Extracted records:
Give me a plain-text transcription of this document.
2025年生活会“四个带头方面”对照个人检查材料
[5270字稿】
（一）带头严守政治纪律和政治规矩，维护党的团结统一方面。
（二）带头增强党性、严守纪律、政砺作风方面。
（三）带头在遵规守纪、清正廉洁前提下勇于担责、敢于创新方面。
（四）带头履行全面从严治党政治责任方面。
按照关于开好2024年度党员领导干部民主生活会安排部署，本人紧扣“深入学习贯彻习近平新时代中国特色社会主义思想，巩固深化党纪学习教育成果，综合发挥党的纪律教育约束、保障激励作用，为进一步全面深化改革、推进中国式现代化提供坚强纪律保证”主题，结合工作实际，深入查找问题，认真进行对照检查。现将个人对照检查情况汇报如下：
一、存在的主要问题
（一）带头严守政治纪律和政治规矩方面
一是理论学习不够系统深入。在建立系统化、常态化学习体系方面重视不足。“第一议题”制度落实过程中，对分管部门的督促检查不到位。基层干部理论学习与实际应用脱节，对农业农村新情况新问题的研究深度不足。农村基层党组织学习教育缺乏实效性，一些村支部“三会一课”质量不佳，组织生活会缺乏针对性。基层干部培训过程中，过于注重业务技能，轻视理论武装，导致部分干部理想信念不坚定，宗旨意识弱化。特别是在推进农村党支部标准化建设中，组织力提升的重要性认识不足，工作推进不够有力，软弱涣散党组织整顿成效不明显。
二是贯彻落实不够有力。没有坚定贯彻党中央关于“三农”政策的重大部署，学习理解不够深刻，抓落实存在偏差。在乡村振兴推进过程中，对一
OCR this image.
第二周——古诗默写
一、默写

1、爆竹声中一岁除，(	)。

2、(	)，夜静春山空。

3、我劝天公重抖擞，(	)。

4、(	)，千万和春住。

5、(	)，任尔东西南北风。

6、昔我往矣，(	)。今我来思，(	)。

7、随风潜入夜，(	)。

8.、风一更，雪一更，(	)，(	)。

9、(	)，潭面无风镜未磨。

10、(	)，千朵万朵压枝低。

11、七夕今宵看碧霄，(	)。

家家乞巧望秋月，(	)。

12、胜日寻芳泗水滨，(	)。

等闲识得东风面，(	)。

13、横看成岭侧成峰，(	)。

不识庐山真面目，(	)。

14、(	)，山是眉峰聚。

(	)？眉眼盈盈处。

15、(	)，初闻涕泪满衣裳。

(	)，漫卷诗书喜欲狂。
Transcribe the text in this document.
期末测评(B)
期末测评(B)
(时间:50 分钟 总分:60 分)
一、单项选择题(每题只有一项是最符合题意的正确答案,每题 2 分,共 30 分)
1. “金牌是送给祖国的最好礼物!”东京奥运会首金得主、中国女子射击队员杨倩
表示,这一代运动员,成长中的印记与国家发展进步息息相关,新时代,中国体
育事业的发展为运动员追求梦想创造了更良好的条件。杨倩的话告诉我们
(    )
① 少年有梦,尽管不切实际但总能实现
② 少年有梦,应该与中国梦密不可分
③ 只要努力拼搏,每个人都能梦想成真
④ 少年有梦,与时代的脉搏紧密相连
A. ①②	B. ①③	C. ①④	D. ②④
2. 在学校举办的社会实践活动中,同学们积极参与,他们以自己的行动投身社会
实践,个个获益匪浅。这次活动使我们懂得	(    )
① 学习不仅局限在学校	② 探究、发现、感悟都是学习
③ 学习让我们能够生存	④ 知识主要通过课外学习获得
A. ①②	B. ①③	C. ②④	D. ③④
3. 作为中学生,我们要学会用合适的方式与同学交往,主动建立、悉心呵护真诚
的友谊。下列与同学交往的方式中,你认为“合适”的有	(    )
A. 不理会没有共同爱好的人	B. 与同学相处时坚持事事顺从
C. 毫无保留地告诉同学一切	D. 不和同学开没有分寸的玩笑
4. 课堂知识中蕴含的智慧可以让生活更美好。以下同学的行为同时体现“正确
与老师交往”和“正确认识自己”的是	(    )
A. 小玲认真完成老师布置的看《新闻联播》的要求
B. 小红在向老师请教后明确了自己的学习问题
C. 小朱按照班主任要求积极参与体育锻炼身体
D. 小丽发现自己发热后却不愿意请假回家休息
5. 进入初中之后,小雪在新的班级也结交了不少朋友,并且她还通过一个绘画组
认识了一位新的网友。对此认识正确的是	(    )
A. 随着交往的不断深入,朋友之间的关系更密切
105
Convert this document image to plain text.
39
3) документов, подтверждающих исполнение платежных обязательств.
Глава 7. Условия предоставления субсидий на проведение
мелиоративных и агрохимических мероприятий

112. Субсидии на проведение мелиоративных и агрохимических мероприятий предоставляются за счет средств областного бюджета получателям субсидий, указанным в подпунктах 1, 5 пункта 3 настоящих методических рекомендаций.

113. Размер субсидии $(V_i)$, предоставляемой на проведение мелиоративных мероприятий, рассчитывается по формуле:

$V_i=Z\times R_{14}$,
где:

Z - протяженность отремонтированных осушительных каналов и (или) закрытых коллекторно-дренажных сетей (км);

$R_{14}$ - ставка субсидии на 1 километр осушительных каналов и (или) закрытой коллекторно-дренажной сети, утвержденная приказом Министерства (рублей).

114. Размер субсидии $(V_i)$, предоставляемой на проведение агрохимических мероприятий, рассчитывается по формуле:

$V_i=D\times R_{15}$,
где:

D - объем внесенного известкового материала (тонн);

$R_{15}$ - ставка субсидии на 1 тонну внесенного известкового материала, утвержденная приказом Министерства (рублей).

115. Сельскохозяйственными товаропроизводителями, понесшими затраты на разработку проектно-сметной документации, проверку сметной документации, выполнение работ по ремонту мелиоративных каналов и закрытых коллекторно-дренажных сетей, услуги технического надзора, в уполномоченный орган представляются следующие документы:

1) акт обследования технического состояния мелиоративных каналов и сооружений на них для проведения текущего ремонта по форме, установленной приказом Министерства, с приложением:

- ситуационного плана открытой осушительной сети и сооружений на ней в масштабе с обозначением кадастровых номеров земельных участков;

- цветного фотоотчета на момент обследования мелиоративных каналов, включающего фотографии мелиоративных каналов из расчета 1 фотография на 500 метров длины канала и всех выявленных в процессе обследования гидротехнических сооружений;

#### REQUIRED WORK
From the entries above, extract every line where the word "предоставляемой" appears.

#### THE RESPONSE
113. Размер субсидии $(V_i)$, предоставляемой на проведение мелиоративных мероприятий, рассчитывается по формуле:
114. Размер субсидии $(V_i)$, предоставляемой на проведение агрохимических мероприятий, рассчитывается по формуле:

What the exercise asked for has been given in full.